» Text passage:
○ ○ ○ ○

How severe does this issue affect your experience of using Ray?
- High: It blocks me to complete my task.
Problem
Are there any existing metrics including job-related Ray API performance? For example, actor/task call latency, latency and size of arguments of ray.get/put
?
If not, are there any other approaches where this information is captured for offline analysis, such as in the output log of raylet
or gcs
?
My original purpose is to profiling all Ray API performance in an application-agnostic way.
Potential solutions
Ray metrics
Ray exports detailed and informative metrics in Ray metrics doc. The default exported metrics include latencies of core components in Ray, like
...
# HELP ray_grpc_server_req_finished_total Finished request number in grpc server
# TYPE ray_grpc_server_req_finished_total counter
ray_grpc_server_req_finished_total{Component="core_worker",Method="CoreWorkerService.grpc_server.GetCoreWorkerStats",NodeAddress="127.0.0.1",Version="1.13.0"} 484.0
# HELP ray_grpc_server_req_process_time_ms Request latency in grpc server
# TYPE ray_grpc_server_req_process_time_ms gauge
ray_grpc_server_req_process_time_ms{Component="gcs_server",Method="NodeResourceInfoGcsService.grpc_server.GetResources",NodeAddress="127.0.0.1",Version="1.13.0"} 0.088355
...

○ ○ ○ ○

» Data lines:
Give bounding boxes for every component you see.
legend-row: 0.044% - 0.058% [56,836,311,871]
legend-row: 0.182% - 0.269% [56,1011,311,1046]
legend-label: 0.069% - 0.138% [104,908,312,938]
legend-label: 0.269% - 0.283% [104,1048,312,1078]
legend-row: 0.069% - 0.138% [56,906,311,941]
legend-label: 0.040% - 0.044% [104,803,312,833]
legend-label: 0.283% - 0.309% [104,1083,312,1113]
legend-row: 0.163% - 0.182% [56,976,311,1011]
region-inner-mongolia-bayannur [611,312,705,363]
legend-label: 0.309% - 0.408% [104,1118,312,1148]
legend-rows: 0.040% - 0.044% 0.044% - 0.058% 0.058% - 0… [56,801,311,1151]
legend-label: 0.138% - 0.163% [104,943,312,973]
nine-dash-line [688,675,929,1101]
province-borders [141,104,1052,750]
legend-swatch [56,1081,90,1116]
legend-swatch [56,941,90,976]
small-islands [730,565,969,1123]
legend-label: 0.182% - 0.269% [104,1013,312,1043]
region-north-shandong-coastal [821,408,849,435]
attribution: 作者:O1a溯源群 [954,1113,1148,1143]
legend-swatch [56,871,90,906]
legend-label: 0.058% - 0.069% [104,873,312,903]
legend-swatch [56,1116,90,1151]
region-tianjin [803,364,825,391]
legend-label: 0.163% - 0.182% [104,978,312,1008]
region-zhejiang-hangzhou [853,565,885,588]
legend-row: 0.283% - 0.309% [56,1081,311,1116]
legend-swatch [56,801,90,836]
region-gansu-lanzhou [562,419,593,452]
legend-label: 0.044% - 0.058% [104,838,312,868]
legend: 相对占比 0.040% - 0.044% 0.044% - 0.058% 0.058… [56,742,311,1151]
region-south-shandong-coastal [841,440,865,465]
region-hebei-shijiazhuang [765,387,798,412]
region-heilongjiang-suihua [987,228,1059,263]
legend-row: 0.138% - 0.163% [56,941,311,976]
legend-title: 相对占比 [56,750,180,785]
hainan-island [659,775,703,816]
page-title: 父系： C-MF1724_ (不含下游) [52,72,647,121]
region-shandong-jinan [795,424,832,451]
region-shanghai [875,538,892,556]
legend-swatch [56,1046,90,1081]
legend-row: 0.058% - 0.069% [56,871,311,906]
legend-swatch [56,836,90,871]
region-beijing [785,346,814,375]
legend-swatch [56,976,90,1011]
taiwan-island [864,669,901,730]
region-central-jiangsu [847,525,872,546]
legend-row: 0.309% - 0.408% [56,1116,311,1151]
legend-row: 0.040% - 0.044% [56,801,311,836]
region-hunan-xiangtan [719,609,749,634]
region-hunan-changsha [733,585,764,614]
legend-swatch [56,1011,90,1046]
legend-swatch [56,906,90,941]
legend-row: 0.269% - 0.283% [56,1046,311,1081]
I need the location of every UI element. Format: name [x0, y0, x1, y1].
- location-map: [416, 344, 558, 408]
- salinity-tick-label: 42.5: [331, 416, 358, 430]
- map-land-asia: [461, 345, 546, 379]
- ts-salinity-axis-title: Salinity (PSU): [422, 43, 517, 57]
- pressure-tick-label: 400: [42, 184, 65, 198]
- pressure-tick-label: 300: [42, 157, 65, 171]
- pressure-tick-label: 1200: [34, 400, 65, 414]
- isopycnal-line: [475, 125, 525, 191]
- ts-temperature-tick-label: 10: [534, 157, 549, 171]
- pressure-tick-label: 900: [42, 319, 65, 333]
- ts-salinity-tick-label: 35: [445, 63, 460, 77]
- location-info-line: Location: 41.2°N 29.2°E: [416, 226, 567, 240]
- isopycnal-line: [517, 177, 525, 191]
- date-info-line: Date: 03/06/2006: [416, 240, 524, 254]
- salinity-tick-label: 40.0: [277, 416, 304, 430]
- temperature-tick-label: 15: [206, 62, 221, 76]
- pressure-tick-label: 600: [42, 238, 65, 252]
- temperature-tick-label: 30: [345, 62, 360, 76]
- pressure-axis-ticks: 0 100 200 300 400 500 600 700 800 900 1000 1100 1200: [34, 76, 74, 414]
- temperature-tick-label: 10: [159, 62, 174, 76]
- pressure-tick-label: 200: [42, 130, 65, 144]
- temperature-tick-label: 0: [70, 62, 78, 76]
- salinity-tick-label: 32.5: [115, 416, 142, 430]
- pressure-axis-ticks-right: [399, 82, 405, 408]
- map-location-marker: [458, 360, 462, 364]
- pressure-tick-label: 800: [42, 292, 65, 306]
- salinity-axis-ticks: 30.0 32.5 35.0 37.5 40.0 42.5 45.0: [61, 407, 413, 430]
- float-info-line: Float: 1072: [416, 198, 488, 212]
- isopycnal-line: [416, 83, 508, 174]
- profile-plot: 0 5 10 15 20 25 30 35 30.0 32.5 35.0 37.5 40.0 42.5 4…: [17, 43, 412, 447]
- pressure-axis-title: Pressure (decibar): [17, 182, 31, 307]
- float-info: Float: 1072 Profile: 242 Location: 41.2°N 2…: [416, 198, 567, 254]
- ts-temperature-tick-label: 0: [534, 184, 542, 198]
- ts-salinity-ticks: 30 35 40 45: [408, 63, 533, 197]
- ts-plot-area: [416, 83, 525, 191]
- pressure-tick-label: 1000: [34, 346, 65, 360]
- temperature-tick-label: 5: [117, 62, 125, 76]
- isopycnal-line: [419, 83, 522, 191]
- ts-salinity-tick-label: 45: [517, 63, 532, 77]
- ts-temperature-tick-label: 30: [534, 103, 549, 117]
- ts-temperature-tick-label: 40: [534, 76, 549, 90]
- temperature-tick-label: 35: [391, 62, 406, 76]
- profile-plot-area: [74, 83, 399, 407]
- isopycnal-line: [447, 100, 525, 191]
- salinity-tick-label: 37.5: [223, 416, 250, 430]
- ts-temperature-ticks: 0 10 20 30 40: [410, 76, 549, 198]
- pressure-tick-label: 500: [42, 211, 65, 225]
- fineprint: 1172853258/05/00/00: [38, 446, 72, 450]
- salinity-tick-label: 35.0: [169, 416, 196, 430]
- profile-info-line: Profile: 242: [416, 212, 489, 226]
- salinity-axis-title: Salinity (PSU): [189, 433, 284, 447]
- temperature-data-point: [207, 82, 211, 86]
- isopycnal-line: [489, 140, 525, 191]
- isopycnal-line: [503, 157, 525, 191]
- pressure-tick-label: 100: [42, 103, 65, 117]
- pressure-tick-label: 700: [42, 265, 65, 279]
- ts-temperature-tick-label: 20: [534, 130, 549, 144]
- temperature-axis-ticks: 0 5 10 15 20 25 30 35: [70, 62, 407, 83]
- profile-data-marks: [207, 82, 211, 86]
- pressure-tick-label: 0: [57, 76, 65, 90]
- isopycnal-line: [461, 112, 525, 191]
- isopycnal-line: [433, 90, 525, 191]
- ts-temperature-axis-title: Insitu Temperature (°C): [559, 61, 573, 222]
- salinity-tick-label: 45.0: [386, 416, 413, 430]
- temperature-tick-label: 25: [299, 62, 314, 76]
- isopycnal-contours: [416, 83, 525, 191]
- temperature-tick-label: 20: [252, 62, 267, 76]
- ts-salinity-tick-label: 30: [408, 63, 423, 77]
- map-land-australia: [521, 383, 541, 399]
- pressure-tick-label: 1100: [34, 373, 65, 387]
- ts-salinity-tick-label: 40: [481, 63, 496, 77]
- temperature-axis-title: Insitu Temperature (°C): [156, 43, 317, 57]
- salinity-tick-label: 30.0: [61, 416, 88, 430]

○ ○ ○ ○

» Set problem 1:
In the Ray API metrics thread, how does its HELP line describe ray_grpc_server_req_process_time_ms?
» Set problem 2:
Write the next part of the Ray API metrics thread, starting after its last line.

» Written answer 1:
Request latency in grpc server

» Written answer 2:
There is an example of application-level metrics in the above doc. However, it is intrusive to the application code and may be difficult to measure Ray-related performance accurately (e.g., actor/task start-up latency).
Ray perf
I also take a look at the ray microbenchmark
in ray/ray_perf.py at master · ray-project/ray · GitHub. It shows that the ray_perf.py
measures the latencies by directly timeit
outside.